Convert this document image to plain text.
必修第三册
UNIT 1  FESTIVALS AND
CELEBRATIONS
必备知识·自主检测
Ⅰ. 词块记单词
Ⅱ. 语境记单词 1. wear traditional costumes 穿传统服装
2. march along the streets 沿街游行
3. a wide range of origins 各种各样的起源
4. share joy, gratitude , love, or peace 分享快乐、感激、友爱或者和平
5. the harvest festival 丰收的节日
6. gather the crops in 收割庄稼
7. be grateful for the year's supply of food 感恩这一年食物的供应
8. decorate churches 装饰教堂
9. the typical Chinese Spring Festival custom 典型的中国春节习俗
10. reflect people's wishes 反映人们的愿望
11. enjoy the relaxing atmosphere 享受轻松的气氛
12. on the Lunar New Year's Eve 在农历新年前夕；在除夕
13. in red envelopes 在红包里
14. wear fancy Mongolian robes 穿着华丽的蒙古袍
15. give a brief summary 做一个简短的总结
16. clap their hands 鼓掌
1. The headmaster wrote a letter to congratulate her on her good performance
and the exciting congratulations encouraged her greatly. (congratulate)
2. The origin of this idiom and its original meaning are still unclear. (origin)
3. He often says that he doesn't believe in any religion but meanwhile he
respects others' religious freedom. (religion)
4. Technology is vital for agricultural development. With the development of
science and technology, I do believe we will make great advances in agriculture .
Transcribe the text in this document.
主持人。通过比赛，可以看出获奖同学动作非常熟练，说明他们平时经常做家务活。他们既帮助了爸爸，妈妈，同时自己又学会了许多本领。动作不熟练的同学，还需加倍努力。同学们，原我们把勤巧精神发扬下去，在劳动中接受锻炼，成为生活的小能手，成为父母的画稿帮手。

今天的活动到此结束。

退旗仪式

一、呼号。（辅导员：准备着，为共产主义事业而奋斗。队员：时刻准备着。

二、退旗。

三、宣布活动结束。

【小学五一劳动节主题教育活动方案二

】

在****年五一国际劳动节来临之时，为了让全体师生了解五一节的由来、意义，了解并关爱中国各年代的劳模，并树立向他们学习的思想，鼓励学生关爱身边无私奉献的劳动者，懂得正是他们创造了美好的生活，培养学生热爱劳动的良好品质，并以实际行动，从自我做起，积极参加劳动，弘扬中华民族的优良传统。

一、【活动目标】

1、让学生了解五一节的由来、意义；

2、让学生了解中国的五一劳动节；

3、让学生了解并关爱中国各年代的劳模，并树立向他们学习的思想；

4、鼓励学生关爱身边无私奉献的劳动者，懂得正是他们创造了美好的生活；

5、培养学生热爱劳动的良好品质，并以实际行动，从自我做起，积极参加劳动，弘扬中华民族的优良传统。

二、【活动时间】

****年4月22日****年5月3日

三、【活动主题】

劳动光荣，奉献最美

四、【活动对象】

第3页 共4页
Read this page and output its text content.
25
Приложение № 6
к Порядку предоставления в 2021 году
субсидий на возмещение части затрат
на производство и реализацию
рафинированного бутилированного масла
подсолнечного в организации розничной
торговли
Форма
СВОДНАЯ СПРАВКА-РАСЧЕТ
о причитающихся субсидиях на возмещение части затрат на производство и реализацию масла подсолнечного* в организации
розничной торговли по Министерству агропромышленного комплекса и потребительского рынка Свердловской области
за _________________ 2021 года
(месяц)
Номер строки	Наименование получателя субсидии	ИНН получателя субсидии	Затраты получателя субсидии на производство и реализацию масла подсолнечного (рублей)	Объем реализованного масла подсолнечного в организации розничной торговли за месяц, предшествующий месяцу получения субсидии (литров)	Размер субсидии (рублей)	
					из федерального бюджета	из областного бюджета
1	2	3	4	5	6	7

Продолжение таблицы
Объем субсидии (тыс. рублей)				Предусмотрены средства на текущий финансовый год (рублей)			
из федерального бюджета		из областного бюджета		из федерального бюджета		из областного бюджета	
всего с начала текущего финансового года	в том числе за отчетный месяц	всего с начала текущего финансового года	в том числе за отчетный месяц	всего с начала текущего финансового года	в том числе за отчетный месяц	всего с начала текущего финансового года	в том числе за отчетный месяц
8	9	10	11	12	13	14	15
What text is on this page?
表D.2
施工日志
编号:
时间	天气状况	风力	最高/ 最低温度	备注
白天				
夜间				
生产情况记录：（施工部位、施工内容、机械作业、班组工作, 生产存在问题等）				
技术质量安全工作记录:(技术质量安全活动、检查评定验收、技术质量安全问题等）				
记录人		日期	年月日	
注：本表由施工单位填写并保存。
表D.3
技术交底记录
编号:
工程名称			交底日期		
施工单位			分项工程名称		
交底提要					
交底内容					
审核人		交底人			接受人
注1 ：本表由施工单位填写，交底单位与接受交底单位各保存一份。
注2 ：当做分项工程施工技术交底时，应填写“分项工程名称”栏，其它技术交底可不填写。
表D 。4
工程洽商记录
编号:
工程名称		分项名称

- _WHAT YOU SHOULD DO_:
Copy out all of the data exactly, leaving nothing out.

- _TASK RESULT_:
Convert this document image to plain text.
必修第三册
UNIT 1  FESTIVALS AND
CELEBRATIONS
必备知识·自主检测
Ⅰ. 词块记单词
Ⅱ. 语境记单词 1. wear traditional costumes 穿传统服装
2. march along the streets 沿街游行
3. a wide range of origins 各种各样的起源
4. share joy, gratitude , love, or peace 分享快乐、感激、友爱或者和平
5. the harvest festival 丰收的节日
6. gather the crops in 收割庄稼
7. be grateful for the year's supply of food 感恩这一年食物的供应
8. decorate churches 装饰教堂
9. the typical Chinese Spring Festival custom 典型的中国春节习俗
10. reflect people's wishes 反映人们的愿望
11. enjoy the relaxing atmosphere 享受轻松的气氛
12. on the Lunar New Year's Eve 在农历新年前夕；在除夕
13. in red envelopes 在红包里
14. wear fancy Mongolian robes 穿着华丽的蒙古袍
15. give a brief summary 做一个简短的总结
16. clap their hands 鼓掌
1. The headmaster wrote a letter to congratulate her on her good performance
and the exciting congratulations encouraged her greatly. (congratulate)
2. The origin of this idiom and its original meaning are still unclear. (origin)
3. He often says that he doesn't believe in any religion but meanwhile he
respects others' religious freedom. (religion)
4. Technology is vital for agricultural development. With the development of
science and technology, I do believe we will make great advances in agriculture .
Transcribe the text in this document.
主持人。通过比赛，可以看出获奖同学动作非常熟练，说明他们平时经常做家务活。他们既帮助了爸爸，妈妈，同时自己又学会了许多本领。动作不熟练的同学，还需加倍努力。同学们，原我们把勤巧精神发扬下去，在劳动中接受锻炼，成为生活的小能手，成为父母的画稿帮手。

今天的活动到此结束。

退旗仪式

一、呼号。（辅导员：准备着，为共产主义事业而奋斗。队员：时刻准备着。

二、退旗。

三、宣布活动结束。

【小学五一劳动节主题教育活动方案二

】

在****年五一国际劳动节来临之时，为了让全体师生了解五一节的由来、意义，了解并关爱中国各年代的劳模，并树立向他们学习的思想，鼓励学生关爱身边无私奉献的劳动者，懂得正是他们创造了美好的生活，培养学生热爱劳动的良好品质，并以实际行动，从自我做起，积极参加劳动，弘扬中华民族的优良传统。

一、【活动目标】

1、让学生了解五一节的由来、意义；

2、让学生了解中国的五一劳动节；

3、让学生了解并关爱中国各年代的劳模，并树立向他们学习的思想；

4、鼓励学生关爱身边无私奉献的劳动者，懂得正是他们创造了美好的生活；

5、培养学生热爱劳动的良好品质，并以实际行动，从自我做起，积极参加劳动，弘扬中华民族的优良传统。

二、【活动时间】

****年4月22日****年5月3日

三、【活动主题】

劳动光荣，奉献最美

四、【活动对象】

第3页 共4页
Read this page and output its text content.
25
Приложение № 6
к Порядку предоставления в 2021 году
субсидий на возмещение части затрат
на производство и реализацию
рафинированного бутилированного масла
подсолнечного в организации розничной
торговли
Форма
СВОДНАЯ СПРАВКА-РАСЧЕТ
о причитающихся субсидиях на возмещение части затрат на производство и реализацию масла подсолнечного* в организации
розничной торговли по Министерству агропромышленного комплекса и потребительского рынка Свердловской области
за _________________ 2021 года
(месяц)
Номер строки	Наименование получателя субсидии	ИНН получателя субсидии	Затраты получателя субсидии на производство и реализацию масла подсолнечного (рублей)	Объем реализованного масла подсолнечного в организации розничной торговли за месяц, предшествующий месяцу получения субсидии (литров)	Размер субсидии (рублей)	
					из федерального бюджета	из областного бюджета
1	2	3	4	5	6	7

Продолжение таблицы
Объем субсидии (тыс. рублей)				Предусмотрены средства на текущий финансовый год (рублей)			
из федерального бюджета		из областного бюджета		из федерального бюджета		из областного бюджета	
всего с начала текущего финансового года	в том числе за отчетный месяц	всего с начала текущего финансового года	в том числе за отчетный месяц	всего с начала текущего финансового года	в том числе за отчетный месяц	всего с начала текущего финансового года	в том числе за отчетный месяц
8	9	10	11	12	13	14	15
What text is on this page?
表D.2
施工日志
编号:
时间	天气状况	风力	最高/ 最低温度	备注
白天				
夜间				
生产情况记录：（施工部位、施工内容、机械作业、班组工作, 生产存在问题等）				
技术质量安全工作记录:(技术质量安全活动、检查评定验收、技术质量安全问题等）				
记录人		日期	年月日	
注：本表由施工单位填写并保存。
表D.3
技术交底记录
编号:
工程名称			交底日期		
施工单位			分项工程名称		
交底提要					
交底内容					
审核人		交底人			接受人
注1 ：本表由施工单位填写，交底单位与接受交底单位各保存一份。
注2 ：当做分项工程施工技术交底时，应填写“分项工程名称”栏，其它技术交底可不填写。
表D 。4
工程洽商记录
编号:
工程名称		分项名称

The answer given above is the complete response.